▶ _Exercise instructions_
Give every line of the entries below as a JSON list of strings, one string per line, with blank lines left out and the pictures omitted.

-- START OF Provided entries --

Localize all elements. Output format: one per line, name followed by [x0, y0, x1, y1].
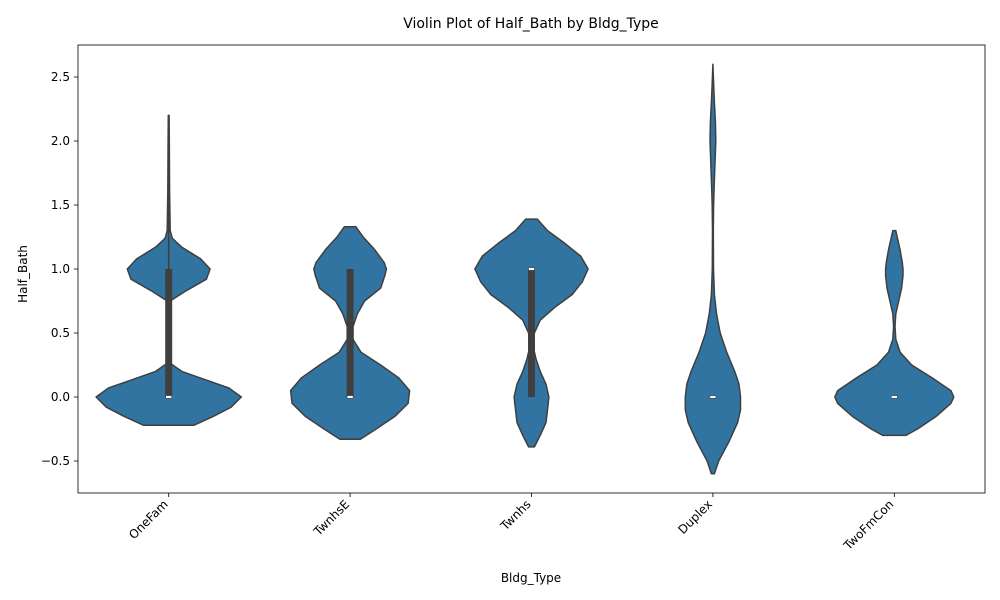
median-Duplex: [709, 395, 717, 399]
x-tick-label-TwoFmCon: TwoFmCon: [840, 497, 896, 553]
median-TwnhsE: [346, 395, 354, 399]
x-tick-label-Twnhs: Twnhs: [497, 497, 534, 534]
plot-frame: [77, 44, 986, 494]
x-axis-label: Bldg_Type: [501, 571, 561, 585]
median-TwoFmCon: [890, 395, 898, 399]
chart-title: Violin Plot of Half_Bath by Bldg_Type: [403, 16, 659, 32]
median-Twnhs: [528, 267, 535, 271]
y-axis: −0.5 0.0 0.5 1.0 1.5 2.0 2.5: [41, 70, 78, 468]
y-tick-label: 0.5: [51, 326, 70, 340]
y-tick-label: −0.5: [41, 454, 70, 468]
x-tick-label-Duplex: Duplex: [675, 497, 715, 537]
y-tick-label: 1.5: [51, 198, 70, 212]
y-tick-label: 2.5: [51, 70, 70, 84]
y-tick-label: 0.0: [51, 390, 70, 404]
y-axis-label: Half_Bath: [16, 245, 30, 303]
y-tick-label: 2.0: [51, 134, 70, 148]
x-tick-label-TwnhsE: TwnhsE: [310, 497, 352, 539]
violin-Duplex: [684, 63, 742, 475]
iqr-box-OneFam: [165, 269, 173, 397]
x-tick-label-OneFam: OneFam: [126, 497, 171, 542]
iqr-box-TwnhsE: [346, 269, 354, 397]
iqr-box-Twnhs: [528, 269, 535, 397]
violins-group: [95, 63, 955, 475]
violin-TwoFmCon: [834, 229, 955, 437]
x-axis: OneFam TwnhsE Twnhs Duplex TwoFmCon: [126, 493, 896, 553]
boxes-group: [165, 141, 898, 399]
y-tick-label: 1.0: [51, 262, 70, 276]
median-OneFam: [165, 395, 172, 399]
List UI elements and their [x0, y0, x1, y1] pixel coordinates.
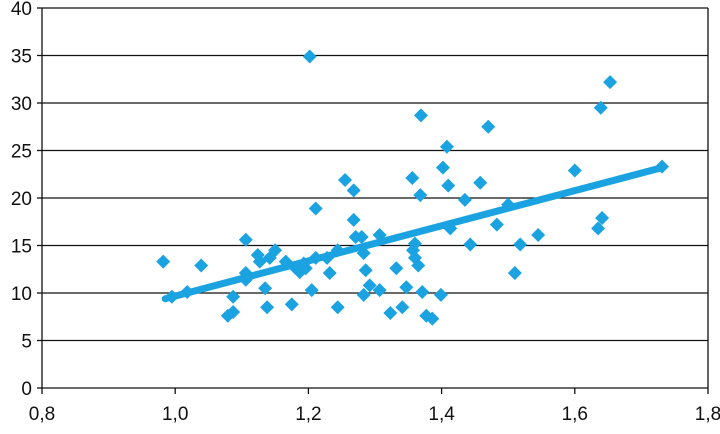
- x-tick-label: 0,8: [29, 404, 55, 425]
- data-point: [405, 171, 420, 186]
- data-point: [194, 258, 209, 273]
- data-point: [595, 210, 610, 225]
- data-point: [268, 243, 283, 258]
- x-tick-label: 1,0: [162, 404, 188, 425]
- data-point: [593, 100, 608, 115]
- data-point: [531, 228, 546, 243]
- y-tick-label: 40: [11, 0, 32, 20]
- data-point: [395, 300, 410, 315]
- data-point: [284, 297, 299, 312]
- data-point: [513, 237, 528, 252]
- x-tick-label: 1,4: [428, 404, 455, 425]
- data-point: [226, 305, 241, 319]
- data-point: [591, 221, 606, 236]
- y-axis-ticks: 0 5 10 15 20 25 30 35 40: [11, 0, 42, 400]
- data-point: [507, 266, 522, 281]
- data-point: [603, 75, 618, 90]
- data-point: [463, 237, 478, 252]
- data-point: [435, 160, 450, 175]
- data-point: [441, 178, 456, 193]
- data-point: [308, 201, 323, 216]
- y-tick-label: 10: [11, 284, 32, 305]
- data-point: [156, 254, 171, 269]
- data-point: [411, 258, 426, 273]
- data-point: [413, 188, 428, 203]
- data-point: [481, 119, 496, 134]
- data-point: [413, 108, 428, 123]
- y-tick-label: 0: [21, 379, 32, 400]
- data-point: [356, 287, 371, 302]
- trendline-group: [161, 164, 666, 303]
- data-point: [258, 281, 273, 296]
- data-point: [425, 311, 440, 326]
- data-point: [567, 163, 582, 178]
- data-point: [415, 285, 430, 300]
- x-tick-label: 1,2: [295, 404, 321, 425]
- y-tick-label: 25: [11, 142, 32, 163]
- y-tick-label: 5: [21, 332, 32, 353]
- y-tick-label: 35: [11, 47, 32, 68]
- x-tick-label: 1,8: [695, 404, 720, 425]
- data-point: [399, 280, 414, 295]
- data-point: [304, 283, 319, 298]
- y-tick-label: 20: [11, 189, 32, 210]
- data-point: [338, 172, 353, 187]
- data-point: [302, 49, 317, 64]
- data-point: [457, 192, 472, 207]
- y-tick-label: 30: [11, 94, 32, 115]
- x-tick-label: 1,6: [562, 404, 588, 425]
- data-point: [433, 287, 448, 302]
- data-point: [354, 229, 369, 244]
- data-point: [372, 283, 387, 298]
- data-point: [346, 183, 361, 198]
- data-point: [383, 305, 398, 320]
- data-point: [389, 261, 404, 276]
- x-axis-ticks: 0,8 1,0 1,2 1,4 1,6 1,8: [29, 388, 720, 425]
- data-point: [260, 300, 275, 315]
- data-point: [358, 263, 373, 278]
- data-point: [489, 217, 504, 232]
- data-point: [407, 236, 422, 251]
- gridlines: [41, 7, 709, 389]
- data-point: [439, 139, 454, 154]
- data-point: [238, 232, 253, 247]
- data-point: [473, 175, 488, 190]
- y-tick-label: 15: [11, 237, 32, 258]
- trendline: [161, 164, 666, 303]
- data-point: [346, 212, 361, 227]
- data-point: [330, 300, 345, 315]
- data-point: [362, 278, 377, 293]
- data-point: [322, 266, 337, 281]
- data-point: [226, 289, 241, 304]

-- END OF Provided entries --

▶ _Output for this exercise_
[
  "Localize all elements. Output format: one per line, name followed by [x0, y0, x1, y1].",
  "median-Duplex: [709, 395, 717, 399]",
  "x-tick-label-TwoFmCon: TwoFmCon: [840, 497, 896, 553]",
  "median-TwnhsE: [346, 395, 354, 399]",
  "x-tick-label-Twnhs: Twnhs: [497, 497, 534, 534]",
  "plot-frame: [77, 44, 986, 494]",
  "x-axis-label: Bldg_Type: [501, 571, 561, 585]",
  "median-TwoFmCon: [890, 395, 898, 399]",
  "chart-title: Violin Plot of Half_Bath by Bldg_Type: [403, 16, 659, 32]",
  "median-Twnhs: [528, 267, 535, 271]",
  "y-axis: −0.5 0.0 0.5 1.0 1.5 2.0 2.5: [41, 70, 78, 468]",
  "y-tick-label: 0.5: [51, 326, 70, 340]",
  "y-tick-label: −0.5: [41, 454, 70, 468]",
  "x-tick-label-Duplex: Duplex: [675, 497, 715, 537]",
  "y-tick-label: 1.5: [51, 198, 70, 212]",
  "y-tick-label: 2.5: [51, 70, 70, 84]",
  "y-tick-label: 0.0: [51, 390, 70, 404]",
  "y-axis-label: Half_Bath: [16, 245, 30, 303]",
  "y-tick-label: 2.0: [51, 134, 70, 148]",
  "x-tick-label-TwnhsE: TwnhsE: [310, 497, 352, 539]",
  "violin-Duplex: [684, 63, 742, 475]",
  "iqr-box-OneFam: [165, 269, 173, 397]",
  "x-tick-label-OneFam: OneFam: [126, 497, 171, 542]",
  "iqr-box-TwnhsE: [346, 269, 354, 397]",
  "iqr-box-Twnhs: [528, 269, 535, 397]",
  "violins-group: [95, 63, 955, 475]",
  "violin-TwoFmCon: [834, 229, 955, 437]",
  "x-axis: OneFam TwnhsE Twnhs Duplex TwoFmCon: [126, 493, 896, 553]",
  "boxes-group: [165, 141, 898, 399]",
  "y-tick-label: 1.0: [51, 262, 70, 276]",
  "median-OneFam: [165, 395, 172, 399]",
  "List UI elements and their [x0, y0, x1, y1] pixel coordinates.",
  "- x-tick-label: 0,8: [29, 404, 55, 425]",
  "- data-point: [405, 171, 420, 186]",
  "- data-point: [194, 258, 209, 273]",
  "- data-point: [595, 210, 610, 225]",
  "- data-point: [268, 243, 283, 258]",
  "- x-tick-label: 1,0: [162, 404, 188, 425]",
  "- data-point: [593, 100, 608, 115]",
  "- data-point: [531, 228, 546, 243]",
  "- y-tick-label: 40: [11, 0, 32, 20]",
  "- data-point: [395, 300, 410, 315]",
  "- data-point: [284, 297, 299, 312]",
  "- data-point: [513, 237, 528, 252]",
  "- x-tick-label: 1,4: [428, 404, 455, 425]",
  "- data-point: [226, 305, 241, 319]",
  "- data-point: [591, 221, 606, 236]",
  "- y-axis-ticks: 0 5 10 15 20 25 30 35 40: [11, 0, 42, 400]",
  "- data-point: [507, 266, 522, 281]",
  "- data-point: [603, 75, 618, 90]",
  "- data-point: [463, 237, 478, 252]",
  "- data-point: [435, 160, 450, 175]",
  "- data-point: [441, 178, 456, 193]",
  "- data-point: [308, 201, 323, 216]",
  "- y-tick-label: 10: [11, 284, 32, 305]",
  "- data-point: [156, 254, 171, 269]",
  "- data-point: [411, 258, 426, 273]",
  "- data-point: [413, 188, 428, 203]",
  "- data-point: [481, 119, 496, 134]",
  "- data-point: [413, 108, 428, 123]",
  "- y-tick-label: 0: [21, 379, 32, 400]",
  "- data-point: [356, 287, 371, 302]",
  "- trendline-group: [161, 164, 666, 303]",
  "- data-point: [258, 281, 273, 296]",
  "- data-point: [425, 311, 440, 326]",
  "- data-point: [567, 163, 582, 178]",
  "- data-point: [415, 285, 430, 300]",
  "- x-tick-label: 1,2: [295, 404, 321, 425]",
  "- y-tick-label: 25: [11, 142, 32, 163]",
  "- y-tick-label: 5: [21, 332, 32, 353]",
  "- y-tick-label: 35: [11, 47, 32, 68]",
  "- x-tick-label: 1,8: [695, 404, 720, 425]",
  "- data-point: [399, 280, 414, 295]",
  "- data-point: [304, 283, 319, 298]",
  "- y-tick-label: 20: [11, 189, 32, 210]",
  "- data-point: [338, 172, 353, 187]",
  "- data-point: [302, 49, 317, 64]",
  "- data-point: [457, 192, 472, 207]",
  "- y-tick-label: 30: [11, 94, 32, 115]",
  "- x-tick-label: 1,6: [562, 404, 588, 425]",
  "- data-point: [433, 287, 448, 302]",
  "- data-point: [354, 229, 369, 244]",
  "- data-point: [372, 283, 387, 298]",
  "- data-point: [346, 183, 361, 198]",
  "- data-point: [383, 305, 398, 320]",
  "- data-point: [389, 261, 404, 276]",
  "- x-axis-ticks: 0,8 1,0 1,2 1,4 1,6 1,8: [29, 388, 720, 425]",
  "- data-point: [260, 300, 275, 315]",
  "- data-point: [358, 263, 373, 278]",
  "- data-point: [489, 217, 504, 232]",
  "- data-point: [407, 236, 422, 251]",
  "- gridlines: [41, 7, 709, 389]",
  "- data-point: [439, 139, 454, 154]",
  "- data-point: [238, 232, 253, 247]",
  "- data-point: [473, 175, 488, 190]",
  "- y-tick-label: 15: [11, 237, 32, 258]",
  "- trendline: [161, 164, 666, 303]",
  "- data-point: [346, 212, 361, 227]",
  "- data-point: [330, 300, 345, 315]",
  "- data-point: [362, 278, 377, 293]",
  "- data-point: [322, 266, 337, 281]",
  "- data-point: [226, 289, 241, 304]"
]